[GIVEN EXERCISE]
Every line with the string "Летописец" should be gathered.
-- START THE DATA --
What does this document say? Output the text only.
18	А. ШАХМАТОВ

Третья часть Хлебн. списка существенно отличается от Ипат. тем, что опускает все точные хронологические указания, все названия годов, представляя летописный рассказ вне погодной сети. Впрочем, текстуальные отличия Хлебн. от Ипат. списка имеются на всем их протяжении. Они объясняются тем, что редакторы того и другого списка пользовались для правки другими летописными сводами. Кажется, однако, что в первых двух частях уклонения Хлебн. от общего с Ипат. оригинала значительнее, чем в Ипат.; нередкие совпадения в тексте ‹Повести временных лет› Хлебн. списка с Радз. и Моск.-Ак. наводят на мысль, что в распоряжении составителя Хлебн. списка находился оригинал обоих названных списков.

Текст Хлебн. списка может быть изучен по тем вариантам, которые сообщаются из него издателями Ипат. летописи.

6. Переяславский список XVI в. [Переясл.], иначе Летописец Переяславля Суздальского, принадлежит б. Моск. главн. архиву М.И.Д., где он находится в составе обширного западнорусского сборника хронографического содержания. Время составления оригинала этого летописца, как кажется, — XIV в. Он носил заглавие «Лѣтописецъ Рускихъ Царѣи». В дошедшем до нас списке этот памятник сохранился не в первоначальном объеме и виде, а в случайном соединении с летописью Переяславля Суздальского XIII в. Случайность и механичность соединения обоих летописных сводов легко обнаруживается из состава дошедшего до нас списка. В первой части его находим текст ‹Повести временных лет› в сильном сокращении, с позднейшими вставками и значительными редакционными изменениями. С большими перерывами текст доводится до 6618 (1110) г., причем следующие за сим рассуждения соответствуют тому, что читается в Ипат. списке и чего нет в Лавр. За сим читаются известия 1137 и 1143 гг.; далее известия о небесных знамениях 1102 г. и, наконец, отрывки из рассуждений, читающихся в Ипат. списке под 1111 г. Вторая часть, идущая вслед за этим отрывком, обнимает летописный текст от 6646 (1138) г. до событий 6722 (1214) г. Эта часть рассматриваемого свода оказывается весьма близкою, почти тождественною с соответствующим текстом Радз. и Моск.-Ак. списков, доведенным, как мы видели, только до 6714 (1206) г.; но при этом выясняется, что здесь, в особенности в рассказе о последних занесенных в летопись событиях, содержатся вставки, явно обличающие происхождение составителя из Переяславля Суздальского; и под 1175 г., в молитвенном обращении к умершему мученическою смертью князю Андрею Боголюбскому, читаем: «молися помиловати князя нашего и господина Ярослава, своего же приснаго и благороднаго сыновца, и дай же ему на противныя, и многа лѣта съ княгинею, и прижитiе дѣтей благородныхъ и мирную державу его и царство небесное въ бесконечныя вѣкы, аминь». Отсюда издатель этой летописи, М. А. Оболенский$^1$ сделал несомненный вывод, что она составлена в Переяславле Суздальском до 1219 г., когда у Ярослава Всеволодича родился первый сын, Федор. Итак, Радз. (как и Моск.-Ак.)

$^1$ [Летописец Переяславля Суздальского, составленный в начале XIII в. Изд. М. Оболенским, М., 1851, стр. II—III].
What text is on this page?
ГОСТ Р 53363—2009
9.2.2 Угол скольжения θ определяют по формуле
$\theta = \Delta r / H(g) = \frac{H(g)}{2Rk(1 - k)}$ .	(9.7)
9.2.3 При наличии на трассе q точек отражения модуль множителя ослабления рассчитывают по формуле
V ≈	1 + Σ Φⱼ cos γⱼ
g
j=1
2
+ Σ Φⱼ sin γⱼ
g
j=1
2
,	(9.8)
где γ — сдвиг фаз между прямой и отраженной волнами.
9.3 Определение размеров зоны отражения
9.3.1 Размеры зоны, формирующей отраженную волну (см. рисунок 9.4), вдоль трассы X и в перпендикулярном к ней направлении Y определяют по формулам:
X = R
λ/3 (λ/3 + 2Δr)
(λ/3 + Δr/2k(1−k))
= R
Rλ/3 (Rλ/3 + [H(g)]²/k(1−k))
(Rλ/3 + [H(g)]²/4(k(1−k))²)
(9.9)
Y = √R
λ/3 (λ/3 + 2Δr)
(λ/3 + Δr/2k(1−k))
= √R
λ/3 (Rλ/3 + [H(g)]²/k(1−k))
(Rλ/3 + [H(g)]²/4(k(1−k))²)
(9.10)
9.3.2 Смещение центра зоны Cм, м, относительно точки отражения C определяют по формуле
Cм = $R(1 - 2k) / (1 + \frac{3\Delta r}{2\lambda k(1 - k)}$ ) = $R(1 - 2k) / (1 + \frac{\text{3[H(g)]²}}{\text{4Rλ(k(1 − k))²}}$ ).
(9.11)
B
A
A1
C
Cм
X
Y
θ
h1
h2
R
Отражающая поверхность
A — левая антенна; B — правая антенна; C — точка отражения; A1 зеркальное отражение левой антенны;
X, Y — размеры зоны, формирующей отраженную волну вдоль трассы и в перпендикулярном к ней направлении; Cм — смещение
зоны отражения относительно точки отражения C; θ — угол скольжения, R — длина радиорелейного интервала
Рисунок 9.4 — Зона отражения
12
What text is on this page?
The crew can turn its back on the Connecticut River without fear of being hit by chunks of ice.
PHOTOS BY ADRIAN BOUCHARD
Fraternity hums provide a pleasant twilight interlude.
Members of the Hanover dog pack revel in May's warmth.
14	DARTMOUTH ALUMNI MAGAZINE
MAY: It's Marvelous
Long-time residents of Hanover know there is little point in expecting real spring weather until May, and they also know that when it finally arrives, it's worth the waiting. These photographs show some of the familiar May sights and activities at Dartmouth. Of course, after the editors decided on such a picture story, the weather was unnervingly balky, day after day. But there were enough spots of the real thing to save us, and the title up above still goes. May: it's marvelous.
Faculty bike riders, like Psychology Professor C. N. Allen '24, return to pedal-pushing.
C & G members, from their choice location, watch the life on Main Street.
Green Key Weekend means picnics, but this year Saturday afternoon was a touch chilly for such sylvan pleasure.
-- END THE DATA --
[EXERCISE ANSWER]
6. Переяславский список XVI в. [Переясл.], иначе Летописец Переяславля Суздальского, принадлежит б. Моск. главн. архиву М.И.Д., где он находится в составе обширного западнорусского сборника хронографического содержания. Время составления оригинала этого летописца, как кажется, — XIV в. Он носил заглавие «Лѣтописецъ Рускихъ Царѣи». В дошедшем до нас списке этот памятник сохранился не в первоначальном объеме и виде, а в случайном соединении с летописью Переяславля Суздальского XIII в. Случайность и механичность соединения обоих летописных сводов легко обнаруживается из состава дошедшего до нас списка. В первой части его находим текст ‹Повести временных лет› в сильном сокращении, с позднейшими вставками и значительными редакционными изменениями. С большими перерывами текст доводится до 6618 (1110) г., причем следующие за сим рассуждения соответствуют тому, что читается в Ипат. списке и чего нет в Лавр. За сим читаются известия 1137 и 1143 гг.; далее известия о небесных знамениях 1102 г. и, наконец, отрывки из рассуждений, читающихся в Ипат. списке под 1111 г. Вторая часть, идущая вслед за этим отрывком, обнимает летописный текст от 6646 (1138) г. до событий 6722 (1214) г. Эта часть рассматриваемого свода оказывается весьма близкою, почти тождественною с соответствующим текстом Радз. и Моск.-Ак. списков, доведенным, как мы видели, только до 6714 (1206) г.; но при этом выясняется, что здесь, в особенности в рассказе о последних занесенных в летопись событиях, содержатся вставки, явно обличающие происхождение составителя из Переяславля Суздальского; и под 1175 г., в молитвенном обращении к умершему мученическою смертью князю Андрею Боголюбскому, читаем: «молися помиловати князя нашего и господина Ярослава, своего же приснаго и благороднаго сыновца, и дай же ему на противныя, и многа лѣта съ княгинею, и прижитiе дѣтей благородныхъ и мирную державу его и царство небесное въ бесконечныя вѣкы, аминь». Отсюда издатель этой летописи, М. А. Оболенский$^1$ сделал несомненный вывод, что она составлена в Переяславле Суздальском до 1219 г., когда у Ярослава Всеволодича родился первый сын, Федор. Итак, Радз. (как и Моск.-Ак.)
$^1$ [Летописец Переяславля Суздальского, составленный в начале XIII в. Изд. М. Оболенским, М., 1851, стр. II—III].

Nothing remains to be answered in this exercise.